╭─ Stored data

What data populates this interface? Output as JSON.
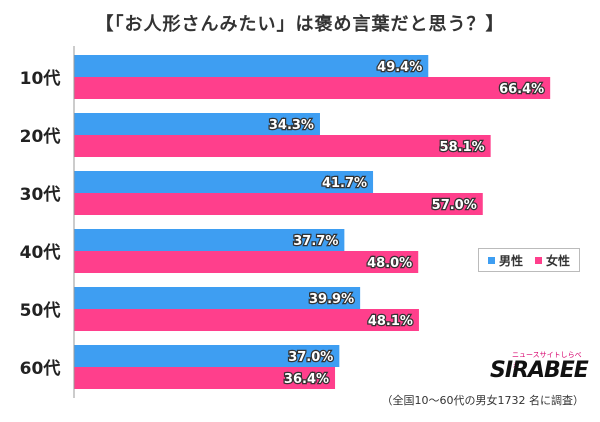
{
  "title": "【「お人形さんみたい」は褒め言葉だと思う？】",
  "footnote": "（全国10～60代の男女1732 名に調査）",
  "logo": {
    "sub": "ニュースサイトしらべぇ",
    "main": "SIRABEE"
  },
  "colors": {
    "male": "#3e9ef2",
    "female": "#ff3f8c",
    "axis": "#999999",
    "label_fill": "#333333"
  },
  "legend": {
    "male": "男性",
    "female": "女性"
  },
  "chart_data": {
    "type": "bar",
    "orientation": "horizontal",
    "title": "【「お人形さんみたい」は褒め言葉だと思う？】",
    "categories": [
      "10代",
      "20代",
      "30代",
      "40代",
      "50代",
      "60代"
    ],
    "series": [
      {
        "name": "男性",
        "values": [
          49.4,
          34.3,
          41.7,
          37.7,
          39.9,
          37.0
        ]
      },
      {
        "name": "女性",
        "values": [
          66.4,
          58.1,
          57.0,
          48.0,
          48.1,
          36.4
        ]
      }
    ],
    "value_labels": [
      [
        "49.4%",
        "34.3%",
        "41.7%",
        "37.7%",
        "39.9%",
        "37.0%"
      ],
      [
        "66.4%",
        "58.1%",
        "57.0%",
        "48.0%",
        "48.1%",
        "36.4%"
      ]
    ],
    "xlim": [
      0,
      70
    ],
    "legend_position": "right"
  }
}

╰─

Given exercise => All of the entries above should be duplicated exactly, except for the pictures.

Solution for this task =>
What data populates this interface? Output as JSON.
{
  "title": "【「お人形さんみたい」は褒め言葉だと思う？】",
  "footnote": "（全国10～60代の男女1732 名に調査）",
  "logo": {
    "sub": "ニュースサイトしらべぇ",
    "main": "SIRABEE"
  },
  "colors": {
    "male": "#3e9ef2",
    "female": "#ff3f8c",
    "axis": "#999999",
    "label_fill": "#333333"
  },
  "legend": {
    "male": "男性",
    "female": "女性"
  },
  "chart_data": {
    "type": "bar",
    "orientation": "horizontal",
    "title": "【「お人形さんみたい」は褒め言葉だと思う？】",
    "categories": [
      "10代",
      "20代",
      "30代",
      "40代",
      "50代",
      "60代"
    ],
    "series": [
      {
        "name": "男性",
        "values": [
          49.4,
          34.3,
          41.7,
          37.7,
          39.9,
          37.0
        ]
      },
      {
        "name": "女性",
        "values": [
          66.4,
          58.1,
          57.0,
          48.0,
          48.1,
          36.4
        ]
      }
    ],
    "value_labels": [
      [
        "49.4%",
        "34.3%",
        "41.7%",
        "37.7%",
        "39.9%",
        "37.0%"
      ],
      [
        "66.4%",
        "58.1%",
        "57.0%",
        "48.0%",
        "48.1%",
        "36.4%"
      ]
    ],
    "xlim": [
      0,
      70
    ],
    "legend_position": "right"
  }
}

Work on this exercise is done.